— BEGIN —

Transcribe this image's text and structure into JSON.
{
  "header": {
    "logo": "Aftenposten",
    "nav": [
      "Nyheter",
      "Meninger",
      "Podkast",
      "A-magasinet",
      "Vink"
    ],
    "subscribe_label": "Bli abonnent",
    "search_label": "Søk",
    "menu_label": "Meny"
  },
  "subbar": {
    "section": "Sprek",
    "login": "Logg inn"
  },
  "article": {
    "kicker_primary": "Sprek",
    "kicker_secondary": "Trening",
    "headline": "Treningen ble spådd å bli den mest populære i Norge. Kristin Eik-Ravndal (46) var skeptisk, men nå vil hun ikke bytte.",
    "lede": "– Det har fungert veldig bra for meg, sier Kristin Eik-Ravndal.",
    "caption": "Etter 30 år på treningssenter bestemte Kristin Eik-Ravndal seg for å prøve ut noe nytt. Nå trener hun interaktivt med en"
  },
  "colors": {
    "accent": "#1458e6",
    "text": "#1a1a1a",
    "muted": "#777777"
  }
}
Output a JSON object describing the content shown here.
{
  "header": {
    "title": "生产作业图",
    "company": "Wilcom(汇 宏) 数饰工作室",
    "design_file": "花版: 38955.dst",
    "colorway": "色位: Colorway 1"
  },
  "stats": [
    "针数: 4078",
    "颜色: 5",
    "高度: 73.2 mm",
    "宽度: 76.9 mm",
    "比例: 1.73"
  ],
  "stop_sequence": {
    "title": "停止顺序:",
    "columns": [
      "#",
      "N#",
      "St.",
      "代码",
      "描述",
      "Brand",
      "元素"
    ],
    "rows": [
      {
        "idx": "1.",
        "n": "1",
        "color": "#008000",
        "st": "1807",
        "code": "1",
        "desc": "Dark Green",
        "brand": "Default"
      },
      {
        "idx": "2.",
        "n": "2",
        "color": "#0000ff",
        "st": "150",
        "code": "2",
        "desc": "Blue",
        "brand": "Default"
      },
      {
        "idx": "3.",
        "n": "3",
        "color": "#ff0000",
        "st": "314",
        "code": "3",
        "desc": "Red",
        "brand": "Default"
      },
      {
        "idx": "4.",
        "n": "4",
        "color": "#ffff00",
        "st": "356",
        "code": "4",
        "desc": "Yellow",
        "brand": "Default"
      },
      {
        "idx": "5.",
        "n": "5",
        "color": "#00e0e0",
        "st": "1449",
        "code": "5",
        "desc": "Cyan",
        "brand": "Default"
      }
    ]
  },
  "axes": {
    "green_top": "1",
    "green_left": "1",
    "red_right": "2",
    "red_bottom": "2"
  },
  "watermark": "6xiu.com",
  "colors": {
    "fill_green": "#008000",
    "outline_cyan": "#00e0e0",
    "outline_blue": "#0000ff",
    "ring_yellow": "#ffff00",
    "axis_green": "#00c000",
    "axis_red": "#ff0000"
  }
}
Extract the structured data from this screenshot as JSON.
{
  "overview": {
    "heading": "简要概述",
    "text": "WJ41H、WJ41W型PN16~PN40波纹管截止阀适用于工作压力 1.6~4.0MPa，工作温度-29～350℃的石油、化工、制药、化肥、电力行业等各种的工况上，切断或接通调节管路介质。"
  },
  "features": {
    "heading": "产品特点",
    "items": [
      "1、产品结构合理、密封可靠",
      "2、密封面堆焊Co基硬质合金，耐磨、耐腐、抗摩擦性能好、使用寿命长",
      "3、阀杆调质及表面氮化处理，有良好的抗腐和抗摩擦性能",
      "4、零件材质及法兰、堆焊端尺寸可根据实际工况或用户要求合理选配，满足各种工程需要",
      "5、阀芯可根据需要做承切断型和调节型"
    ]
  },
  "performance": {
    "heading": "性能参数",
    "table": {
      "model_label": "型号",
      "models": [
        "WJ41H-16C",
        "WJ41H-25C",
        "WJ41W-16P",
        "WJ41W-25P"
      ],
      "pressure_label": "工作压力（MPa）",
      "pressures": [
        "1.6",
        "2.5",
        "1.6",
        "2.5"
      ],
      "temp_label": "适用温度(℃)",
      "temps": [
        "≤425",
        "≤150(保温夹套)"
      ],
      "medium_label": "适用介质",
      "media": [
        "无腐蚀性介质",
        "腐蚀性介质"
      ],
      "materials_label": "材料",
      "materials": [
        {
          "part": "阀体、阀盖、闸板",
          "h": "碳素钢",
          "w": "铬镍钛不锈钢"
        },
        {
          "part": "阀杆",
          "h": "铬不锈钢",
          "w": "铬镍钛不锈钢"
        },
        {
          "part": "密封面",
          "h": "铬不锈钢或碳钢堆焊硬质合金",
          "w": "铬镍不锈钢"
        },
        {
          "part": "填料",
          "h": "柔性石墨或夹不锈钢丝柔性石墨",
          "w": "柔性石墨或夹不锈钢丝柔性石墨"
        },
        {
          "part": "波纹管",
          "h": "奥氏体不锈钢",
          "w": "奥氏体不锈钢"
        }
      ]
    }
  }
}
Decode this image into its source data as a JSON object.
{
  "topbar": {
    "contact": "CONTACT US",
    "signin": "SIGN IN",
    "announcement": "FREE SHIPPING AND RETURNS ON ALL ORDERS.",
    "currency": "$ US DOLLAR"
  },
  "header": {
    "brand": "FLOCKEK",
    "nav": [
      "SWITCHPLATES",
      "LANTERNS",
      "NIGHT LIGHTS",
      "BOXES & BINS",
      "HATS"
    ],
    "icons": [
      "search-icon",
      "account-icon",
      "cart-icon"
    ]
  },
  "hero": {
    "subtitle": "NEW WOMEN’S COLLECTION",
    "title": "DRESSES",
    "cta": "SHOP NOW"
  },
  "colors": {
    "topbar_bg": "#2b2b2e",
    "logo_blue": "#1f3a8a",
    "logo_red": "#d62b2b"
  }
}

— END —

## AIM
Determine how many lines include the word "heading" and report that number by itself.

## WRITTEN REPLY
3